:: Texto-base ::
Caso esses empresários se vestissem com cores berrantes e postassem vídeos xingando jornalistas e defendendo cloroquina no Instagram, ou declarassem que mais valem empregos do que vidas durante a pandemia, certamente seriam ouvidos. Se pagassem disparos em massa feitos no WhatsApp, mais ainda.

Além desses, os "empresários" que têm sido incentivados pelo governo são grileiros de terras públicas, madeireiros ilegais, garimpeiros ilegais e pecuaristas que desmatam ilegalmente. Em nome deles, Jair Bolsonaro enfraqueceu Ibama, ICMbio, Incra e Funai, como fez com tantas outras instituições de monitoramento e controle da República. São aliados de primeira hora do governo e parte de sua base estridente de sustentação.

E se não houver o devido cuidado, a fiscalização que resgata trabalhadores escravizados - um dos "operadores" do desmatamento amazônico - vai para o mesmo buraco.

Se o país quisesse realmente fazer a diferença nessa área, começaria trocando aquele que tem sido o mais competente dos ministros de Bolsonaro, Ricardo Salles, do Meio Ambiente. Ele não é burro, muito menos circense e está entregando aquilo que prometeu ao presidente e ao naco arcaico dos ruralistas. A proposta de aproveitar a pandemia, enquanto imprensa e sociedade estão preocupadas com mortos e doentes, para "passar a boiada" contra normas ambientais é deprimente, mas objetiva e eficaz.

Não apenas, contudo. É muita ingenuidade acreditar que os problemas ambientais são fruto da ação de uma única pessoa. Para evitar a contaminação por agrotóxicos, garantir direitos de comunidades tradicionais e afastar a imagem de país terraplanista climático, também deveriam ser substituídos a ministra da Agricultura, Tereza Cristina, e o secretário de Assuntos Fundiários, Nabhan Garcia, o ministro das Relações Exteriores, Ernesto Araújo, e um rosário de ministros militares que encarnam a paranoia de que a Amazônia vai ser internacionalizada.

(Desculpe, mas ela já foi. Com o apoio da ditadura militar que eles tanto defendem. Quando a região foi integrada ao mercado global com pilhagem de recursos naturais sem que houvesse o devido retorno às populações locais.)

Além disso, o governo deveria garantir que a fiscalização ambiental pudesse agir sem ser desautorizada pelo próprio presidente da República. E interromper a pressão para aprovar leis que facilitam a legalização da grilagem no Congresso Nacional. E abandonar a intenção de minar os instrumentos de medição do desmatamento - a queda do presidente do Instituto Nacional de Pesquisas Espaciais (INPE) não será o último ataque à instituição. A questão não é proibir queimadas legais por 120 dias, como sugere o governo. Mas permitir que fiscais tenham toda a estrutura para fazer valer a lei. Com um governo que exija o pagamento das multas aplicadas, ao invés de fazer vistas grossas.

:: Registros fornecidos ::
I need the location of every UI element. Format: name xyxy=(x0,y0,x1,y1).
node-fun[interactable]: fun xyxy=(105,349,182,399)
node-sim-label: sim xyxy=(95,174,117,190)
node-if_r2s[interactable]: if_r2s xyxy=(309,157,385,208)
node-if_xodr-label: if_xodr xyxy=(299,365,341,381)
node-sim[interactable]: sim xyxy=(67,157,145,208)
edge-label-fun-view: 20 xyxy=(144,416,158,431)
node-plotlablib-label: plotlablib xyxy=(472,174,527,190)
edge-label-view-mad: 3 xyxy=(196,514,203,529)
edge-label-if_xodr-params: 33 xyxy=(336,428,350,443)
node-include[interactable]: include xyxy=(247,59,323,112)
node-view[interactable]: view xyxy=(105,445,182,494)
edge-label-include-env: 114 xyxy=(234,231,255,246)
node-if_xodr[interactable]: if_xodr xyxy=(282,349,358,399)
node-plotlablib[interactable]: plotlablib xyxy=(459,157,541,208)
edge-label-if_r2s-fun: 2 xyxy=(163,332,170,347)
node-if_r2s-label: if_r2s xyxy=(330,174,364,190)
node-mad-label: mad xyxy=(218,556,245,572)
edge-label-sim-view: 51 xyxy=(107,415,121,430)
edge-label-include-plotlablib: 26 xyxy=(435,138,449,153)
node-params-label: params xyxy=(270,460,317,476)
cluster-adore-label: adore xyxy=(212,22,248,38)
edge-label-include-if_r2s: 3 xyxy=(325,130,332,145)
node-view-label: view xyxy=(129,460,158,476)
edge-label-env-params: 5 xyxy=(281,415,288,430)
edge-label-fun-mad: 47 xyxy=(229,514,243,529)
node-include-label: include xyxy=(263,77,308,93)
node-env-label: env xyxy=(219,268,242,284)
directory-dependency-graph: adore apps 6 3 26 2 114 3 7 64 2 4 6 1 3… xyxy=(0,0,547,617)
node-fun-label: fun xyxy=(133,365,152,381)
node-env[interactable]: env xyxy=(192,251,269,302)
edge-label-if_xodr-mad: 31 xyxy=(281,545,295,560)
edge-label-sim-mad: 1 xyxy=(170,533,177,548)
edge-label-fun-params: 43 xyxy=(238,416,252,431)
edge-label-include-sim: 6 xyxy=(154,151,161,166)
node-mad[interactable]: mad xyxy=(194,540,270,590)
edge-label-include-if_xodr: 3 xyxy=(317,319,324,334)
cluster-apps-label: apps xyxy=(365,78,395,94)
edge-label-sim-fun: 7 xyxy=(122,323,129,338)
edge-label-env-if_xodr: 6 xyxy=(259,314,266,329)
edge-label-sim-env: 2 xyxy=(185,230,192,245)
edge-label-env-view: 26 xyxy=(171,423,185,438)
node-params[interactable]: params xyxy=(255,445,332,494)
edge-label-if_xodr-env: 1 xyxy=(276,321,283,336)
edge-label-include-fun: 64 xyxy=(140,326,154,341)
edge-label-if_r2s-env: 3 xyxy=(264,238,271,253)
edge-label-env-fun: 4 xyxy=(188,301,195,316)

:: Lista de exercícios ::
1. Segundo o texto-base, qual ministro tem sido o mais competente do governo Bolsonaro?
2. Prolongue o texto sobre a política ambiental do governo Bolsonaro a partir do ponto em que ele termina.
Os registros não são necessários para resolver as atividades.

:: Respostas dos exercícios ::
1. Ricardo Salles, do Meio Ambiente.

2.
Em suma, a cúpula do governo não precisa de nenhum grande plano, apenas parar de atrapalhar.

Isso funcionaria mais do que despejar militares não treinados em operações de Garantia da Lei e da Ordem para atividades que pessoal especializado da área ambiental do governo deveria fazer.

Desde 2003, coordeno equipes de jornalistas que rastrearam mais de 1700 unidades produtivas, a maior parte delas na Amazônia, para desvendar o destino de mercadorias produzidas com danos ambientais, trabalho escravo e ataques a populações indígenas. Muita coisa mudou por conta da revelação desses dados. Posso dizer que nossas cadeias estão conectadas a redes de produção globais e podem ser sim afetadas por decisões externas.

Podem, não necessariamente irão. A chance do governo dar uma guinada real e não cosmética em suas atitudes por conta própria é menor que a de um boi nelore escalar uma castanheira. É difícil imaginar que este governo vá contra sua natureza e dê às costas para seus apoiadores radicais.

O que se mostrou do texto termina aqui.